Task objective => Select all lines holding the word "RENDER" from the entries that follow.

Record list =>
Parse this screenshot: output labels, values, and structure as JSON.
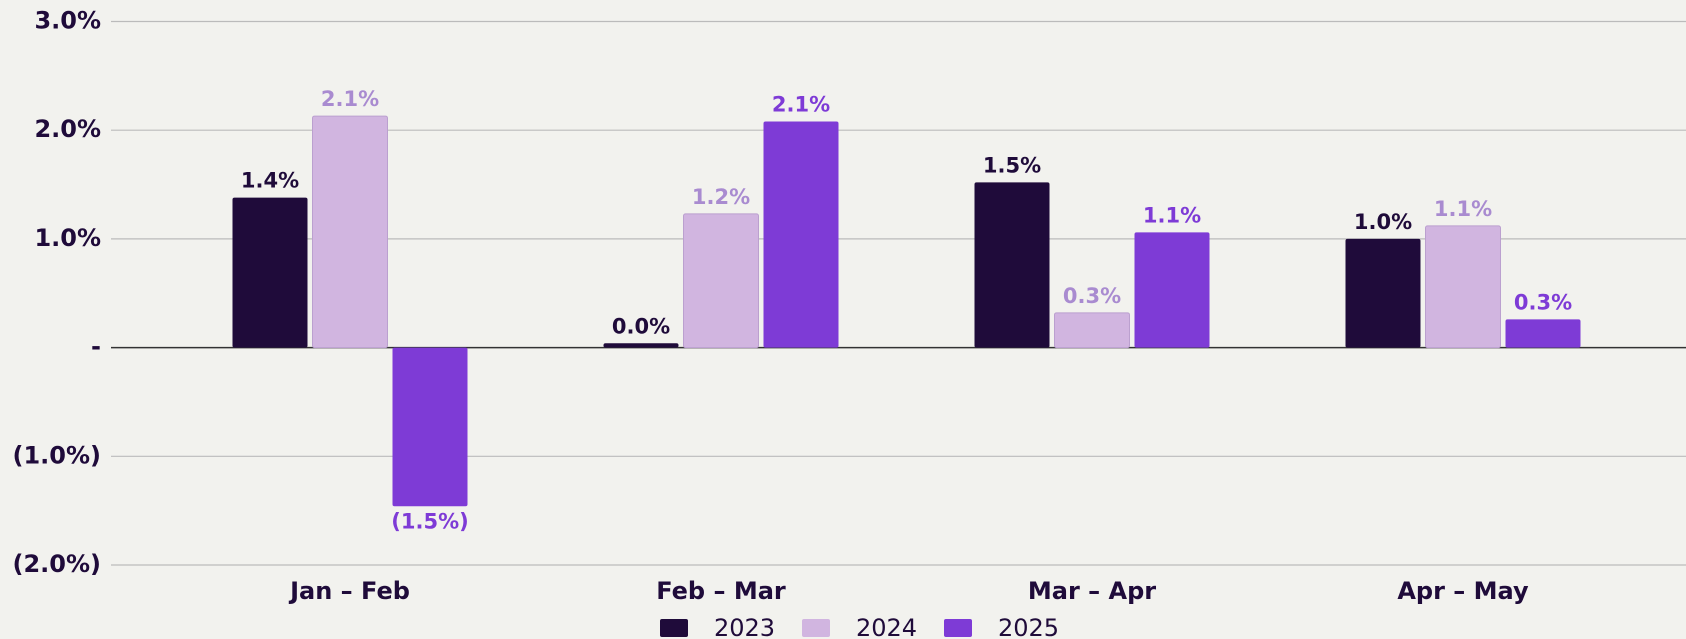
{
  "chart_data": {
    "type": "bar",
    "categories": [
      "Jan – Feb",
      "Feb – Mar",
      "Mar – Apr",
      "Apr – May"
    ],
    "series": [
      {
        "name": "2023",
        "color": "#1f0b3a",
        "values": [
          1.38,
          0.04,
          1.52,
          1.0
        ],
        "value_labels": [
          "1.4%",
          "0.0%",
          "1.5%",
          "1.0%"
        ]
      },
      {
        "name": "2024",
        "color": "#d1b5e0",
        "values": [
          2.13,
          1.23,
          0.32,
          1.12
        ],
        "value_labels": [
          "2.1%",
          "1.2%",
          "0.3%",
          "1.1%"
        ]
      },
      {
        "name": "2025",
        "color": "#7e3bd6",
        "values": [
          -1.46,
          2.08,
          1.06,
          0.26
        ],
        "value_labels": [
          "(1.5%)",
          "2.1%",
          "1.1%",
          "0.3%"
        ]
      }
    ],
    "ylim": [
      -2,
      3
    ],
    "yticks": [
      {
        "value": 3,
        "label": "3.0%"
      },
      {
        "value": 2,
        "label": "2.0%"
      },
      {
        "value": 1,
        "label": "1.0%"
      },
      {
        "value": 0,
        "label": "-"
      },
      {
        "value": -1,
        "label": "(1.0%)"
      },
      {
        "value": -2,
        "label": "(2.0%)"
      }
    ],
    "grid": true,
    "legend": "bottom"
  }
}
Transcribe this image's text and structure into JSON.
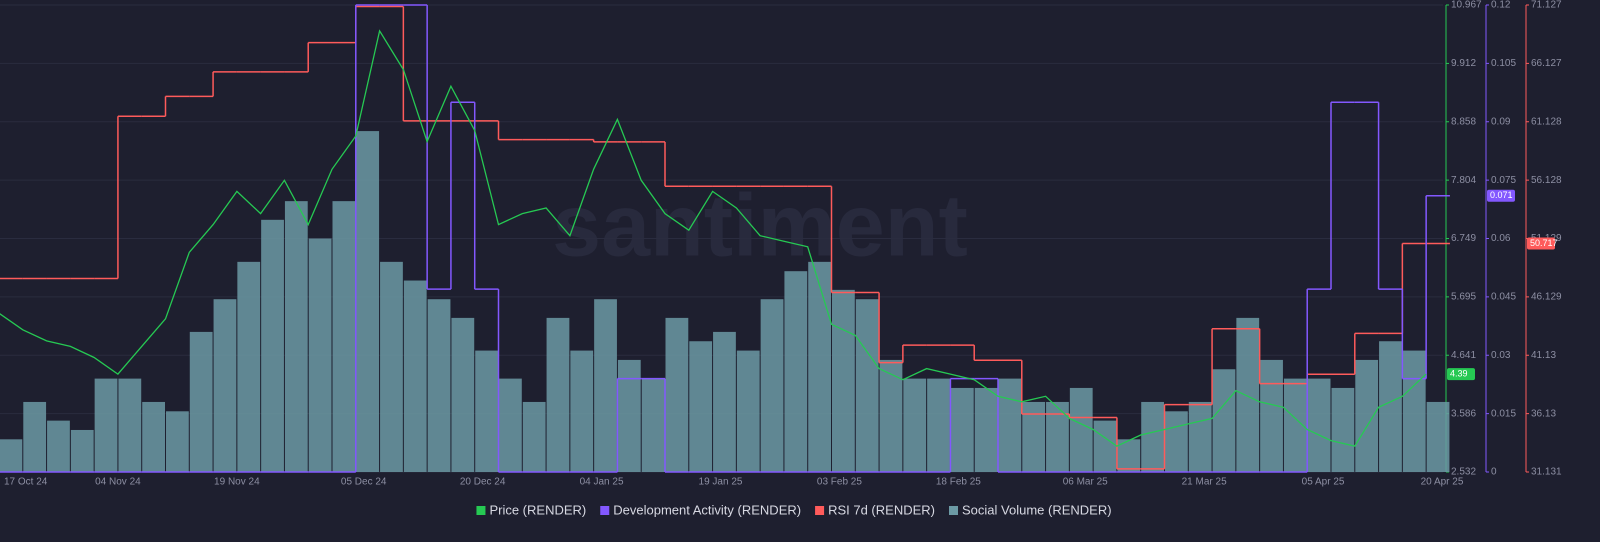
{
  "chart_data": {
    "type": "combo",
    "watermark": "santiment",
    "x": [
      "2024-10-20",
      "2024-10-23",
      "2024-10-26",
      "2024-10-29",
      "2024-11-01",
      "2024-11-04",
      "2024-11-07",
      "2024-11-10",
      "2024-11-13",
      "2024-11-16",
      "2024-11-19",
      "2024-11-22",
      "2024-11-25",
      "2024-11-28",
      "2024-12-01",
      "2024-12-04",
      "2024-12-07",
      "2024-12-10",
      "2024-12-13",
      "2024-12-16",
      "2024-12-19",
      "2024-12-22",
      "2024-12-25",
      "2024-12-28",
      "2024-12-31",
      "2025-01-03",
      "2025-01-06",
      "2025-01-09",
      "2025-01-12",
      "2025-01-15",
      "2025-01-18",
      "2025-01-21",
      "2025-01-24",
      "2025-01-27",
      "2025-01-30",
      "2025-02-02",
      "2025-02-05",
      "2025-02-08",
      "2025-02-11",
      "2025-02-14",
      "2025-02-17",
      "2025-02-20",
      "2025-02-23",
      "2025-02-26",
      "2025-03-01",
      "2025-03-04",
      "2025-03-07",
      "2025-03-10",
      "2025-03-13",
      "2025-03-16",
      "2025-03-19",
      "2025-03-22",
      "2025-03-25",
      "2025-03-28",
      "2025-03-31",
      "2025-04-03",
      "2025-04-06",
      "2025-04-09",
      "2025-04-12",
      "2025-04-15",
      "2025-04-18"
    ],
    "xlim": [
      "2024-10-20",
      "2025-04-20"
    ],
    "xticks": [
      {
        "value": "2024-10-17",
        "label": "17 Oct 24"
      },
      {
        "value": "2024-11-04",
        "label": "04 Nov 24"
      },
      {
        "value": "2024-11-19",
        "label": "19 Nov 24"
      },
      {
        "value": "2024-12-05",
        "label": "05 Dec 24"
      },
      {
        "value": "2024-12-20",
        "label": "20 Dec 24"
      },
      {
        "value": "2025-01-04",
        "label": "04 Jan 25"
      },
      {
        "value": "2025-01-19",
        "label": "19 Jan 25"
      },
      {
        "value": "2025-02-03",
        "label": "03 Feb 25"
      },
      {
        "value": "2025-02-18",
        "label": "18 Feb 25"
      },
      {
        "value": "2025-03-06",
        "label": "06 Mar 25"
      },
      {
        "value": "2025-03-21",
        "label": "21 Mar 25"
      },
      {
        "value": "2025-04-05",
        "label": "05 Apr 25"
      },
      {
        "value": "2025-04-20",
        "label": "20 Apr 25"
      }
    ],
    "ylim": [
      2.532,
      10.967
    ],
    "yticks": [
      2.532,
      3.586,
      4.641,
      5.695,
      6.749,
      7.804,
      8.858,
      9.912,
      10.967
    ],
    "y2lim": [
      0,
      0.12
    ],
    "y2ticks": [
      0,
      0.015,
      0.03,
      0.045,
      0.06,
      0.075,
      0.09,
      0.105,
      0.12
    ],
    "y3lim": [
      31.131,
      71.127
    ],
    "y3ticks": [
      31.131,
      36.13,
      41.13,
      46.129,
      51.129,
      56.128,
      61.128,
      66.127,
      71.127
    ],
    "grid": true,
    "legend": "bottom",
    "series": [
      {
        "name": "Price (RENDER)",
        "type": "line",
        "axis": "y",
        "color": "#26c953",
        "last_label": "4.39",
        "values": [
          5.4,
          5.1,
          4.9,
          4.8,
          4.6,
          4.3,
          4.8,
          5.3,
          6.5,
          7.0,
          7.6,
          7.2,
          7.8,
          7.0,
          8.0,
          8.6,
          10.5,
          9.8,
          8.5,
          9.5,
          8.7,
          7.0,
          7.2,
          7.3,
          6.8,
          8.0,
          8.9,
          7.8,
          7.2,
          6.9,
          7.6,
          7.3,
          6.8,
          6.7,
          6.6,
          5.2,
          5.0,
          4.4,
          4.2,
          4.4,
          4.3,
          4.2,
          3.9,
          3.8,
          3.9,
          3.5,
          3.3,
          3.0,
          3.2,
          3.3,
          3.4,
          3.5,
          4.0,
          3.8,
          3.7,
          3.3,
          3.1,
          3.0,
          3.7,
          3.9,
          4.3
        ]
      },
      {
        "name": "Development Activity (RENDER)",
        "type": "step",
        "axis": "y2",
        "color": "#8358ff",
        "last_label": "0.071",
        "values": [
          0,
          0,
          0,
          0,
          0,
          0,
          0,
          0,
          0,
          0,
          0,
          0,
          0,
          0,
          0,
          0.12,
          0.12,
          0.12,
          0.047,
          0.095,
          0.047,
          0,
          0,
          0,
          0,
          0,
          0.024,
          0.024,
          0,
          0,
          0,
          0,
          0,
          0,
          0,
          0,
          0,
          0,
          0,
          0,
          0.024,
          0.024,
          0,
          0,
          0,
          0,
          0,
          0,
          0,
          0,
          0,
          0,
          0,
          0,
          0,
          0.047,
          0.095,
          0.095,
          0.047,
          0.024,
          0.071
        ]
      },
      {
        "name": "RSI 7d (RENDER)",
        "type": "step",
        "axis": "y3",
        "color": "#ff5b5b",
        "last_label": "50.717",
        "values": [
          47.7,
          47.7,
          47.7,
          47.7,
          47.7,
          61.6,
          61.6,
          63.3,
          63.3,
          65.4,
          65.4,
          65.4,
          65.4,
          67.9,
          67.9,
          71,
          71,
          61.2,
          61.2,
          61.2,
          61.2,
          59.6,
          59.6,
          59.6,
          59.6,
          59.4,
          59.4,
          59.4,
          55.6,
          55.6,
          55.6,
          55.6,
          55.6,
          55.6,
          55.6,
          46.5,
          46.5,
          40.5,
          42.0,
          42.0,
          42.0,
          40.7,
          40.7,
          36.1,
          36.1,
          35.8,
          35.8,
          31.4,
          31.4,
          36.9,
          36.9,
          43.4,
          43.4,
          38.7,
          38.7,
          39.5,
          39.5,
          43.0,
          43.0,
          50.7,
          50.7
        ]
      },
      {
        "name": "Social Volume (RENDER)",
        "type": "bar",
        "color": "#6c9aa5",
        "values": [
          7,
          15,
          11,
          9,
          20,
          20,
          15,
          13,
          30,
          37,
          45,
          54,
          58,
          50,
          58,
          73,
          45,
          41,
          37,
          33,
          26,
          20,
          15,
          33,
          26,
          37,
          24,
          20,
          33,
          28,
          30,
          26,
          37,
          43,
          45,
          39,
          37,
          24,
          20,
          20,
          18,
          18,
          20,
          15,
          15,
          18,
          11,
          7,
          15,
          13,
          15,
          22,
          33,
          24,
          20,
          20,
          18,
          24,
          28,
          26,
          15
        ]
      }
    ]
  }
}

The reply =>
        "name": "Price (RENDER)",
        "name": "Development Activity (RENDER)",
        "name": "RSI 7d (RENDER)",
        "name": "Social Volume (RENDER)",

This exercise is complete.